* Aim *
Pull out every line containing the string "reivindicações".

Collected data entries:
● ● ● ● ● ● ●
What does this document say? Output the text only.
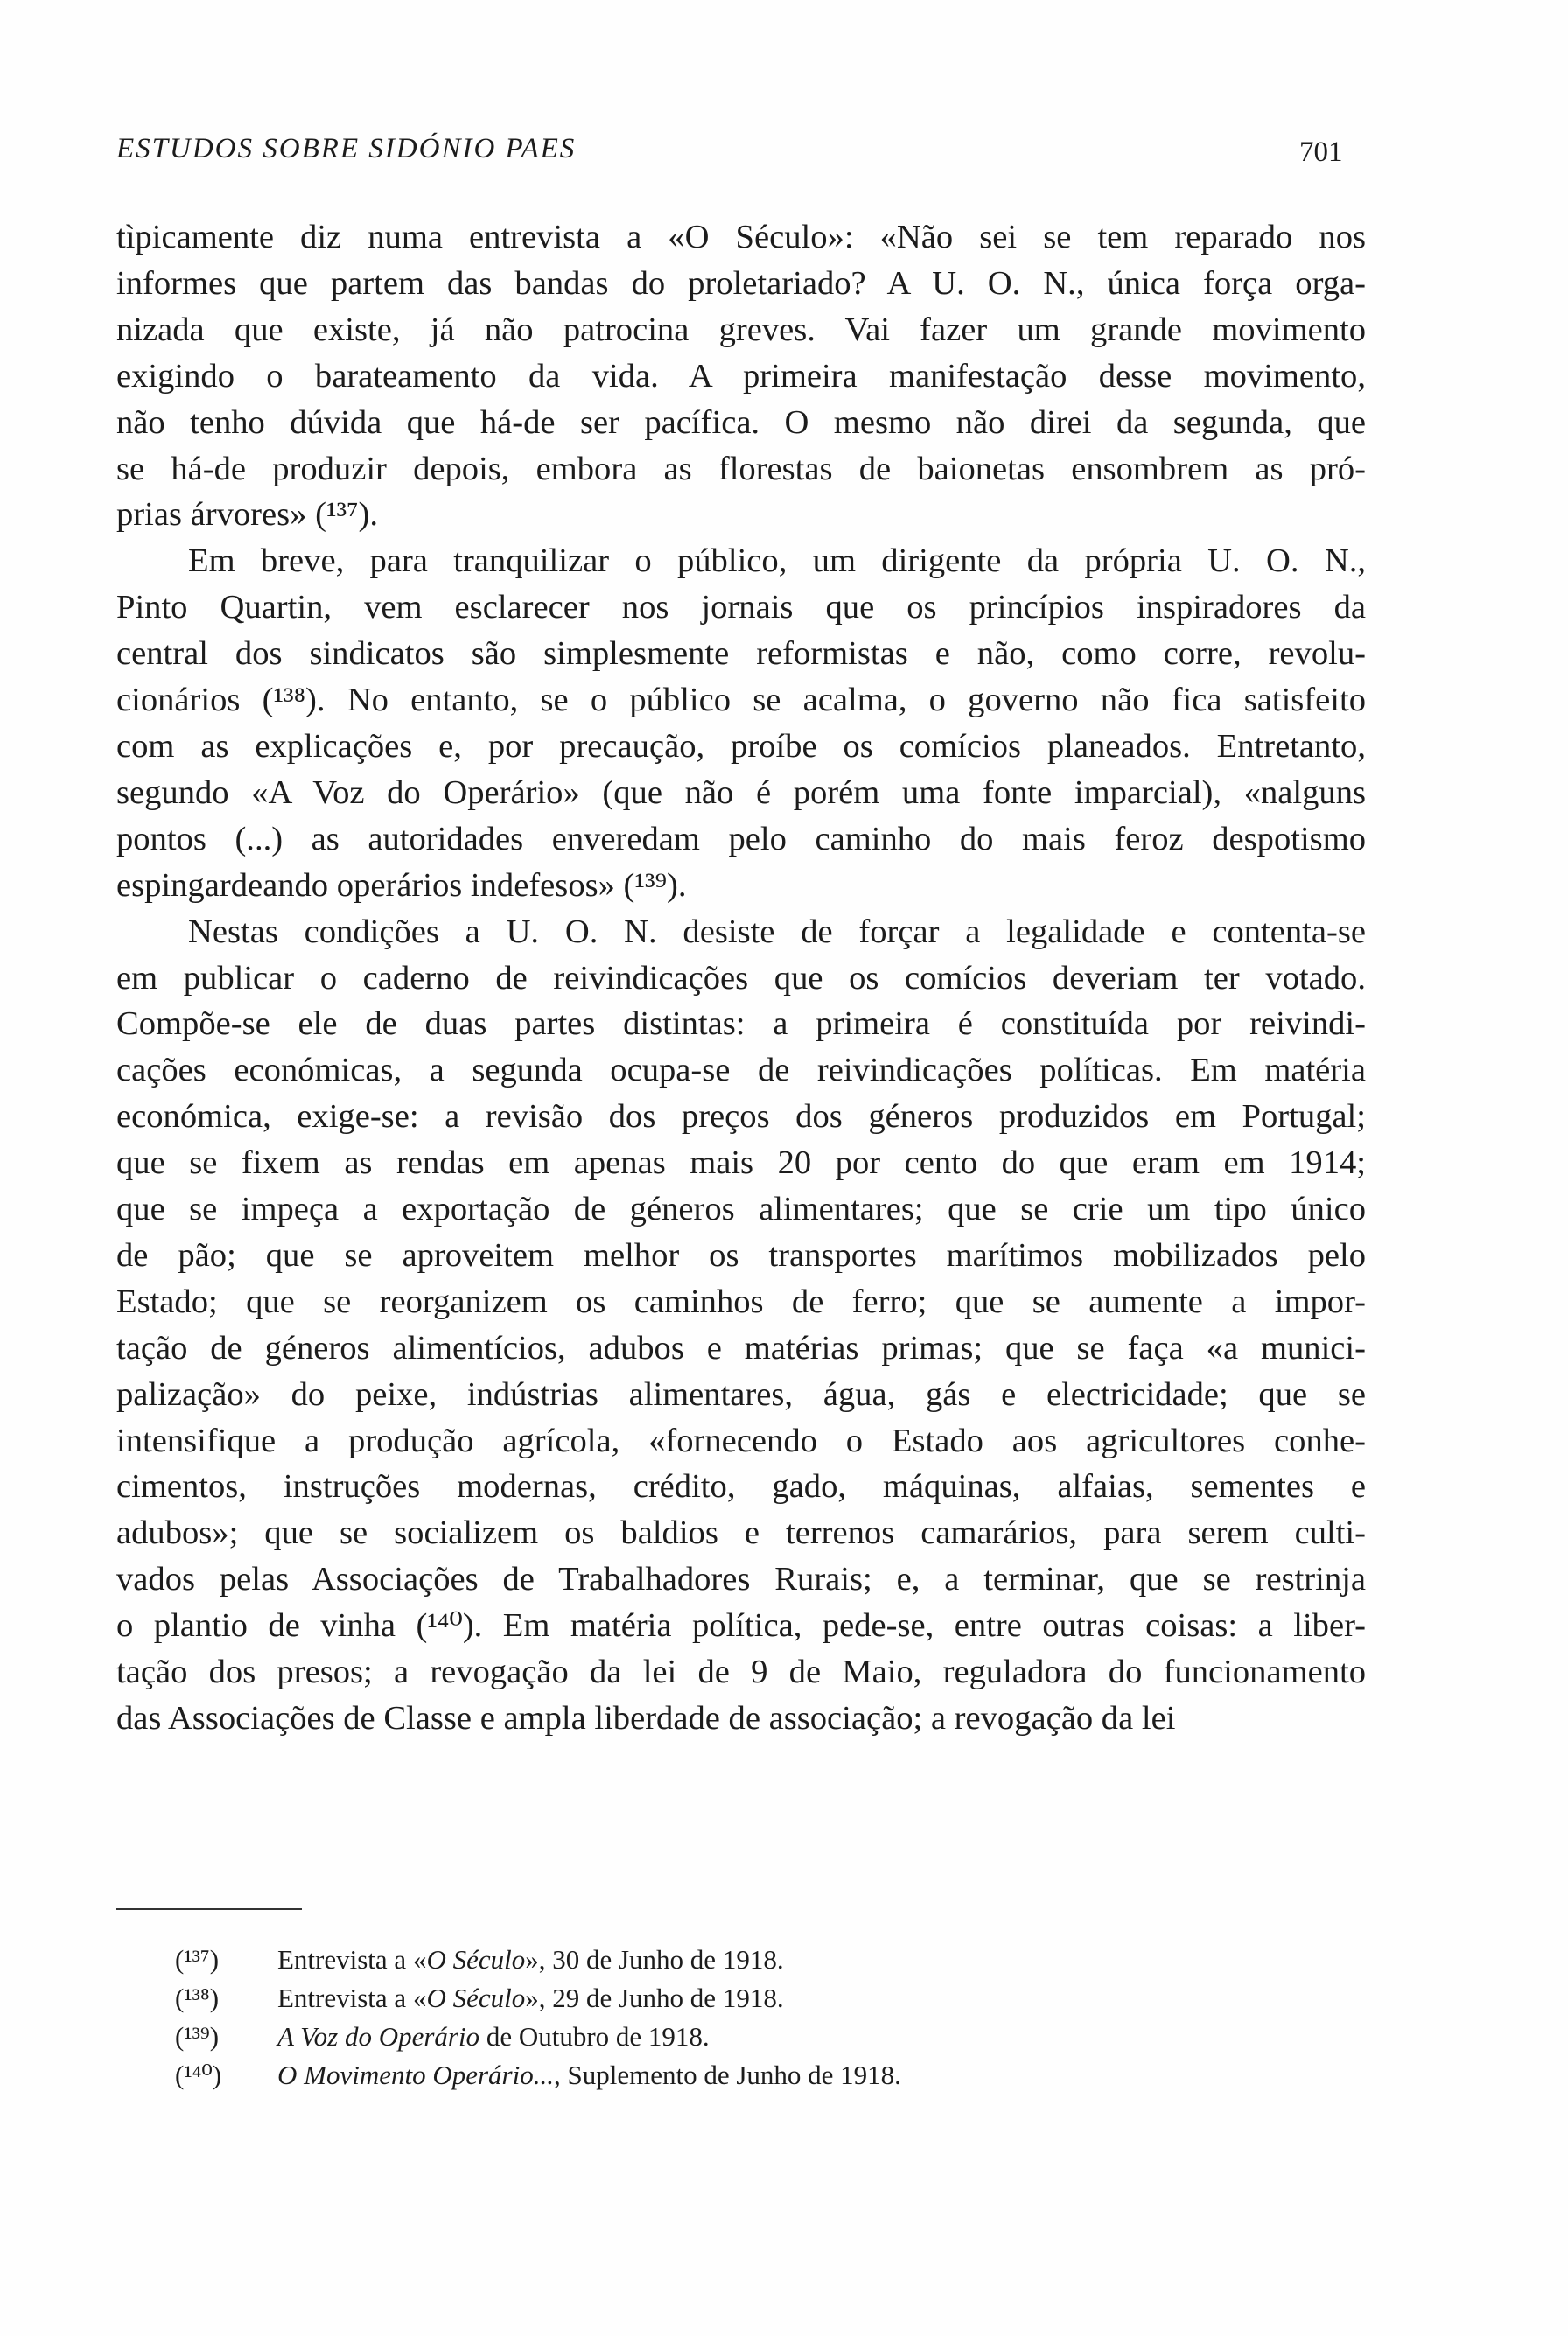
ESTUDOS SOBRE SIDÓNIO PAES	701

tìpicamente diz numa entrevista a «O Século»: «Não sei se tem reparado nos
informes que partem das bandas do proletariado? A U. O. N., única força orga-
nizada que existe, já não patrocina greves. Vai fazer um grande movimento
exigindo o barateamento da vida. A primeira manifestação desse movimento,
não tenho dúvida que há-de ser pacífica. O mesmo não direi da segunda, que
se há-de produzir depois, embora as florestas de baionetas ensombrem as pró-
prias árvores» (¹³⁷).

Em breve, para tranquilizar o público, um dirigente da própria U. O. N.,
Pinto Quartin, vem esclarecer nos jornais que os princípios inspiradores da
central dos sindicatos são simplesmente reformistas e não, como corre, revolu-
cionários (¹³⁸). No entanto, se o público se acalma, o governo não fica satisfeito
com as explicações e, por precaução, proíbe os comícios planeados. Entretanto,
segundo «A Voz do Operário» (que não é porém uma fonte imparcial), «nalguns
pontos (...) as autoridades enveredam pelo caminho do mais feroz despotismo
espingardeando operários indefesos» (¹³⁹).

Nestas condições a U. O. N. desiste de forçar a legalidade e contenta-se
em publicar o caderno de reivindicações que os comícios deveriam ter votado.
Compõe-se ele de duas partes distintas: a primeira é constituída por reivindi-
cações económicas, a segunda ocupa-se de reivindicações políticas. Em matéria
económica, exige-se: a revisão dos preços dos géneros produzidos em Portugal;
que se fixem as rendas em apenas mais 20 por cento do que eram em 1914;
que se impeça a exportação de géneros alimentares; que se crie um tipo único
de pão; que se aproveitem melhor os transportes marítimos mobilizados pelo
Estado; que se reorganizem os caminhos de ferro; que se aumente a impor-
tação de géneros alimentícios, adubos e matérias primas; que se faça «a munici-
palização» do peixe, indústrias alimentares, água, gás e electricidade; que se
intensifique a produção agrícola, «fornecendo o Estado aos agricultores conhe-
cimentos, instruções modernas, crédito, gado, máquinas, alfaias, sementes e
adubos»; que se socializem os baldios e terrenos camarários, para serem culti-
vados pelas Associações de Trabalhadores Rurais; e, a terminar, que se restrinja
o plantio de vinha (¹⁴⁰). Em matéria política, pede-se, entre outras coisas: a liber-
tação dos presos; a revogação da lei de 9 de Maio, reguladora do funcionamento
das Associações de Classe e ampla liberdade de associação; a revogação da lei

(¹³⁷)	Entrevista a «O Século», 30 de Junho de 1918.
(¹³⁸)	Entrevista a «O Século», 29 de Junho de 1918.
(¹³⁹)	A Voz do Operário de Outubro de 1918.
(¹⁴⁰)	O Movimento Operário..., Suplemento de Junho de 1918.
● ● ● ● ● ● ●
* Exercise output *
em publicar o caderno de reivindicações que os comícios deveriam ter votado.
cações económicas, a segunda ocupa-se de reivindicações políticas. Em matéria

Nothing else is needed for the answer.